### [GIVEN PROBLEM]
All entries are to be quoted exactly; the images stay out of the copy.

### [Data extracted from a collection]

---*---

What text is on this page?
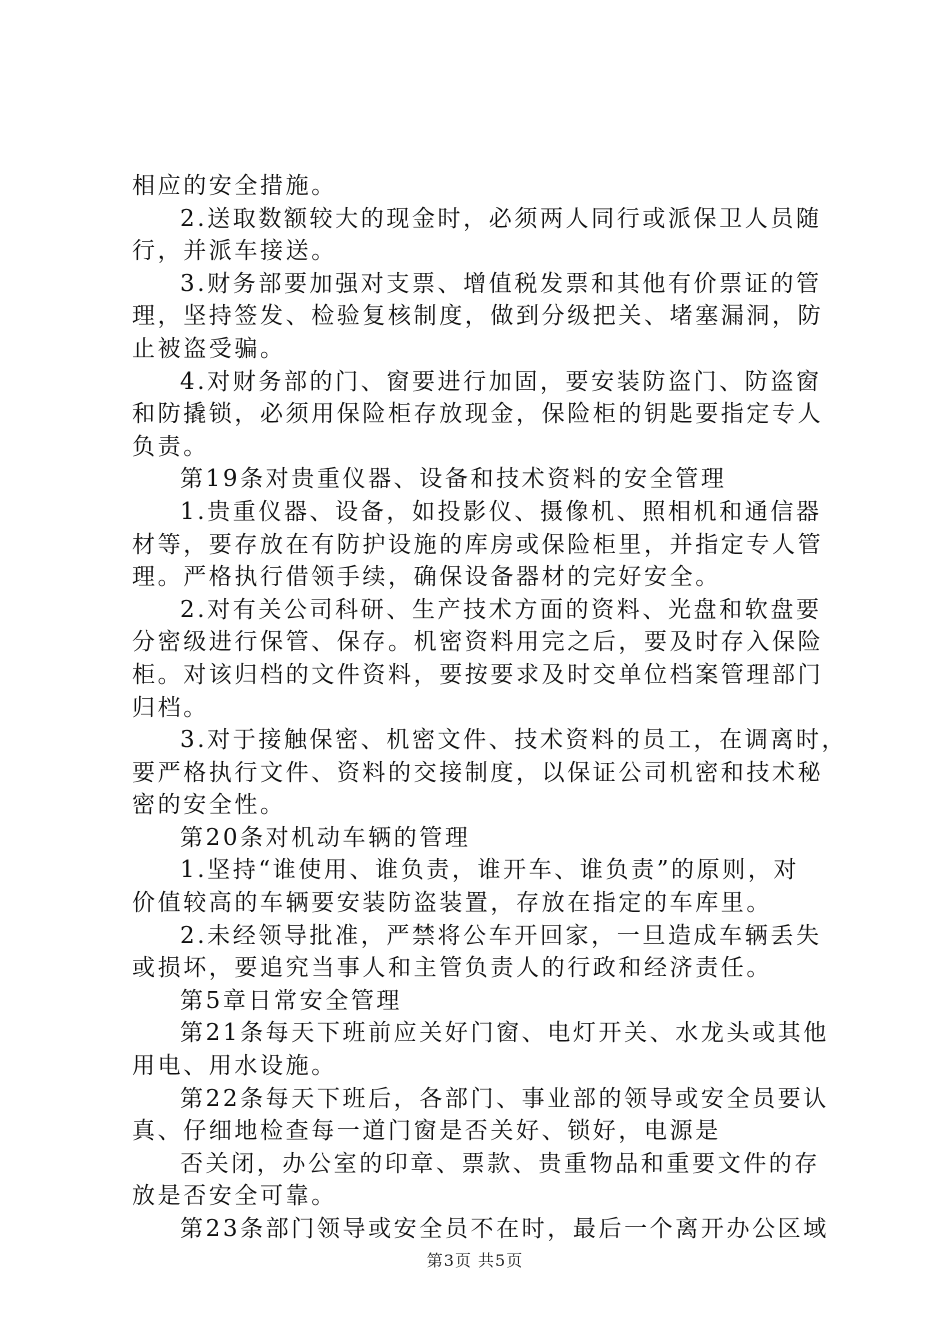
相应的安全措施。
2.送取数额较大的现金时，必须两人同行或派保卫人员随
行，并派车接送。
3.财务部要加强对支票、增值税发票和其他有价票证的管
理，坚持签发、检验复核制度，做到分级把关、堵塞漏洞，防
止被盗受骗。
4.对财务部的门、窗要进行加固，要安装防盗门、防盗窗
和防撬锁，必须用保险柜存放现金，保险柜的钥匙要指定专人
负责。
第19条对贵重仪器、设备和技术资料的安全管理
1.贵重仪器、设备，如投影仪、摄像机、照相机和通信器
材等，要存放在有防护设施的库房或保险柜里，并指定专人管
理。严格执行借领手续，确保设备器材的完好安全。
2.对有关公司科研、生产技术方面的资料、光盘和软盘要
分密级进行保管、保存。机密资料用完之后，要及时存入保险
柜。对该归档的文件资料，要按要求及时交单位档案管理部门
归档。
3.对于接触保密、机密文件、技术资料的员工，在调离时，
要严格执行文件、资料的交接制度，以保证公司机密和技术秘
密的安全性。
第20条对机动车辆的管理
1.坚持“谁使用、谁负责，谁开车、谁负责”的原则，对
价值较高的车辆要安装防盗装置，存放在指定的车库里。
2.未经领导批准，严禁将公车开回家，一旦造成车辆丢失
或损坏，要追究当事人和主管负责人的行政和经济责任。
第5章日常安全管理
第21条每天下班前应关好门窗、电灯开关、水龙头或其他
用电、用水设施。
第22条每天下班后，各部门、事业部的领导或安全员要认
真、仔细地检查每一道门窗是否关好、锁好，电源是
否关闭，办公室的印章、票款、贵重物品和重要文件的存
放是否安全可靠。
第23条部门领导或安全员不在时，最后一个离开办公区域
第3页 共5页
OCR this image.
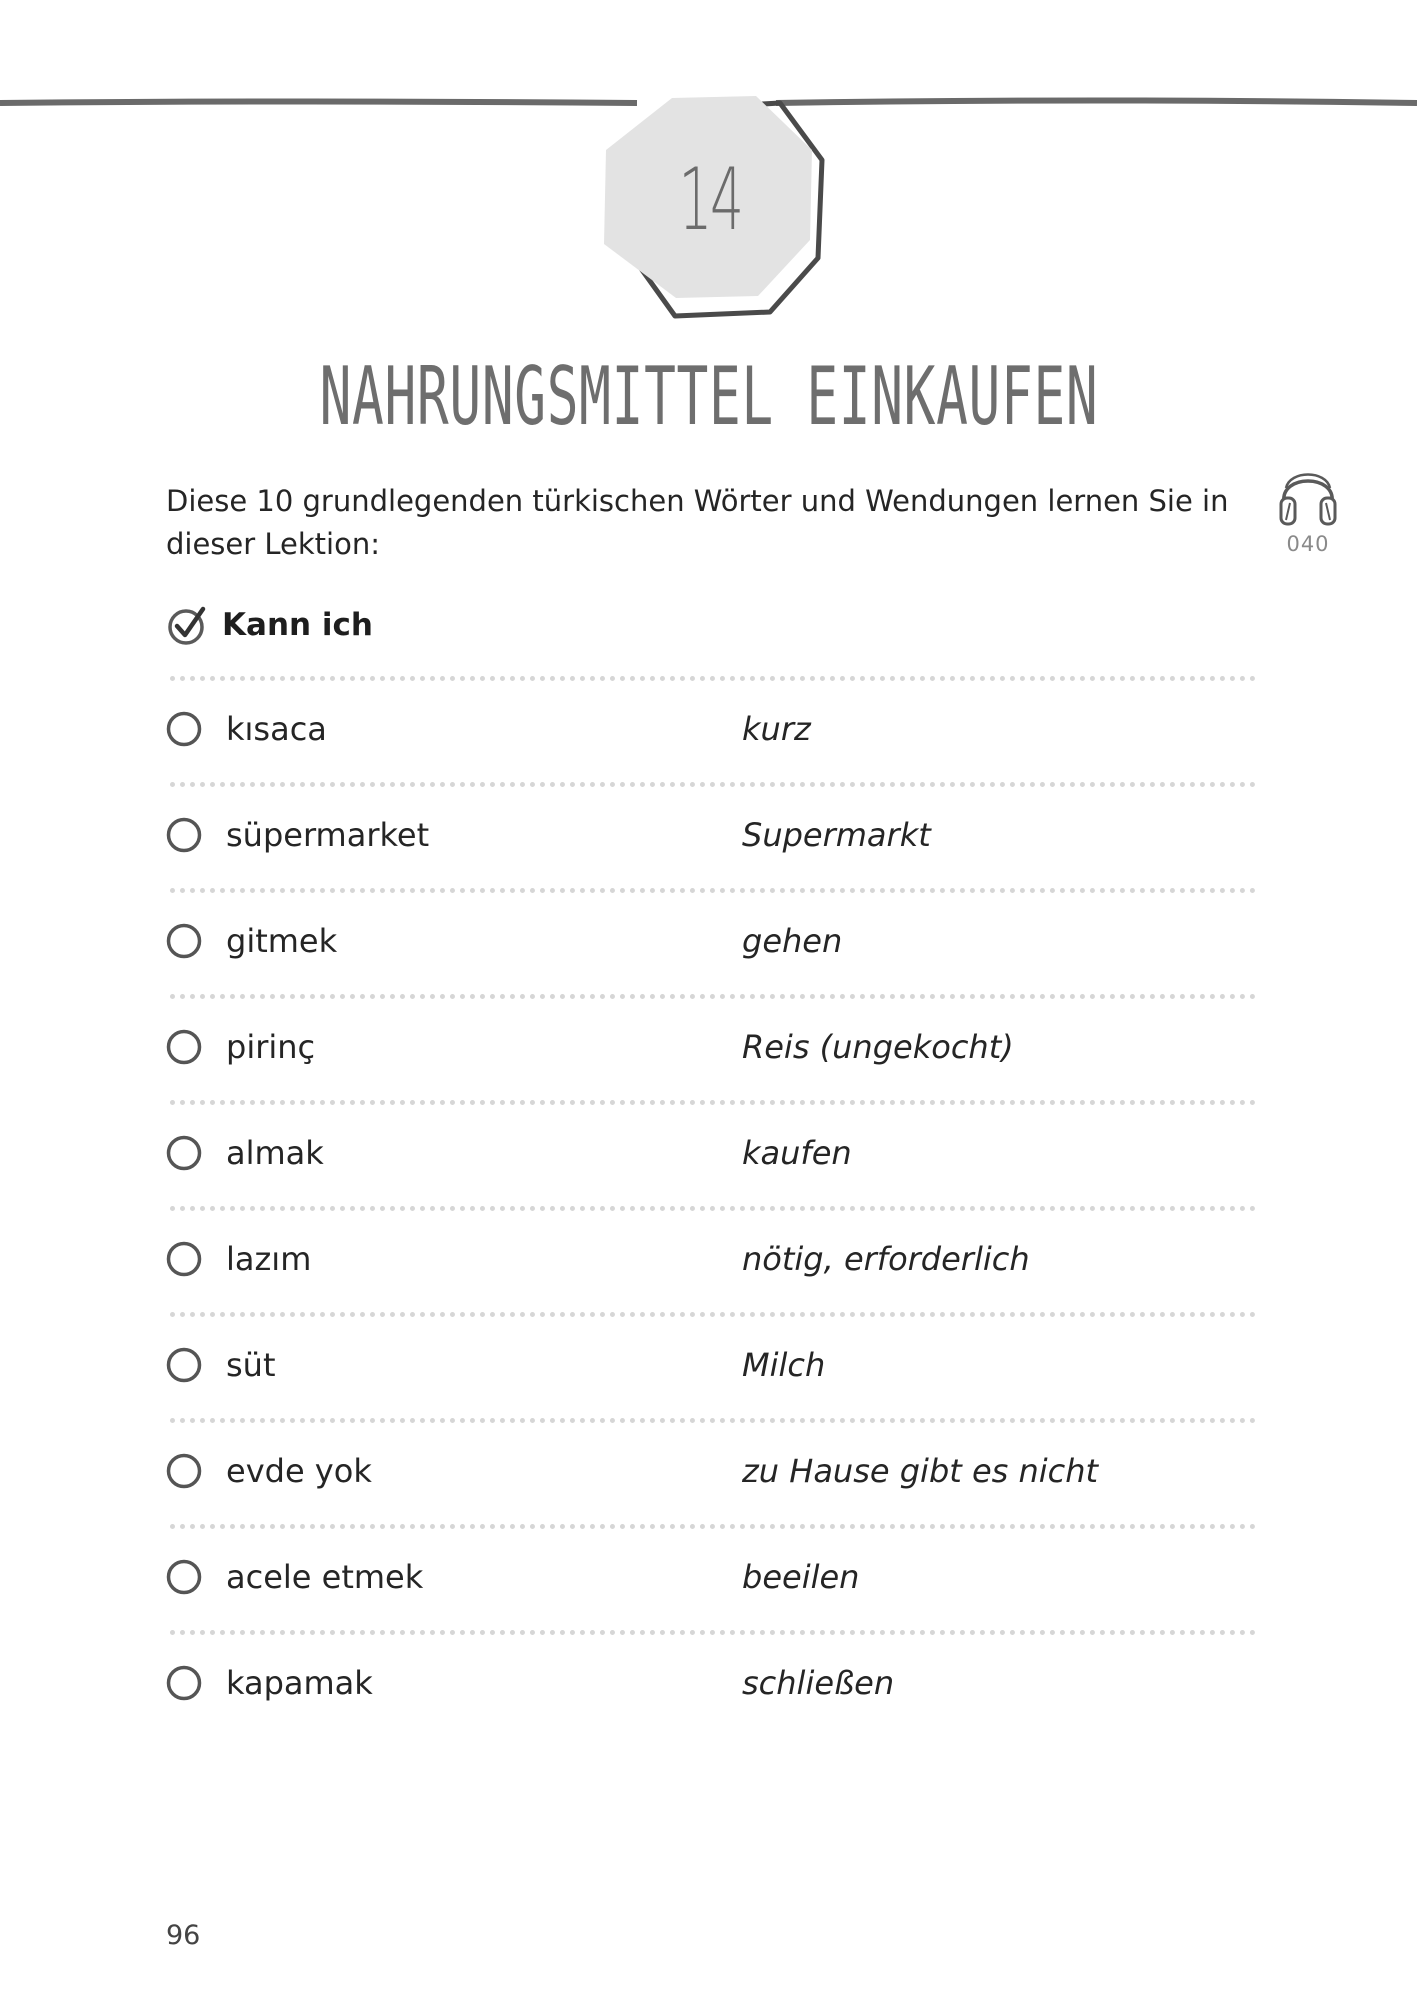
14
NAHRUNGSMITTEL EINKAUFEN
Diese 10 grundlegenden türkischen Wörter und Wendungen lernen Sie in dieser Lektion:	040
Kann ich
kısaca	kurz
süpermarket	Supermarkt
gitmek	gehen
pirinç	Reis (ungekocht)
almak	kaufen
lazım	nötig, erforderlich
süt	Milch
evde yok	zu Hause gibt es nicht
acele etmek	beeilen
kapamak	schließen
96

---*---

### [THE OUTPUT]
What text is on this page?
相应的安全措施。
2.送取数额较大的现金时，必须两人同行或派保卫人员随
行，并派车接送。
3.财务部要加强对支票、增值税发票和其他有价票证的管
理，坚持签发、检验复核制度，做到分级把关、堵塞漏洞，防
止被盗受骗。
4.对财务部的门、窗要进行加固，要安装防盗门、防盗窗
和防撬锁，必须用保险柜存放现金，保险柜的钥匙要指定专人
负责。
第19条对贵重仪器、设备和技术资料的安全管理
1.贵重仪器、设备，如投影仪、摄像机、照相机和通信器
材等，要存放在有防护设施的库房或保险柜里，并指定专人管
理。严格执行借领手续，确保设备器材的完好安全。
2.对有关公司科研、生产技术方面的资料、光盘和软盘要
分密级进行保管、保存。机密资料用完之后，要及时存入保险
柜。对该归档的文件资料，要按要求及时交单位档案管理部门
归档。
3.对于接触保密、机密文件、技术资料的员工，在调离时，
要严格执行文件、资料的交接制度，以保证公司机密和技术秘
密的安全性。
第20条对机动车辆的管理
1.坚持“谁使用、谁负责，谁开车、谁负责”的原则，对
价值较高的车辆要安装防盗装置，存放在指定的车库里。
2.未经领导批准，严禁将公车开回家，一旦造成车辆丢失
或损坏，要追究当事人和主管负责人的行政和经济责任。
第5章日常安全管理
第21条每天下班前应关好门窗、电灯开关、水龙头或其他
用电、用水设施。
第22条每天下班后，各部门、事业部的领导或安全员要认
真、仔细地检查每一道门窗是否关好、锁好，电源是
否关闭，办公室的印章、票款、贵重物品和重要文件的存
放是否安全可靠。
第23条部门领导或安全员不在时，最后一个离开办公区域
第3页 共5页
OCR this image.
14
NAHRUNGSMITTEL EINKAUFEN
Diese 10 grundlegenden türkischen Wörter und Wendungen lernen Sie in dieser Lektion:	040
Kann ich
kısaca	kurz
süpermarket	Supermarkt
gitmek	gehen
pirinç	Reis (ungekocht)
almak	kaufen
lazım	nötig, erforderlich
süt	Milch
evde yok	zu Hause gibt es nicht
acele etmek	beeilen
kapamak	schließen
96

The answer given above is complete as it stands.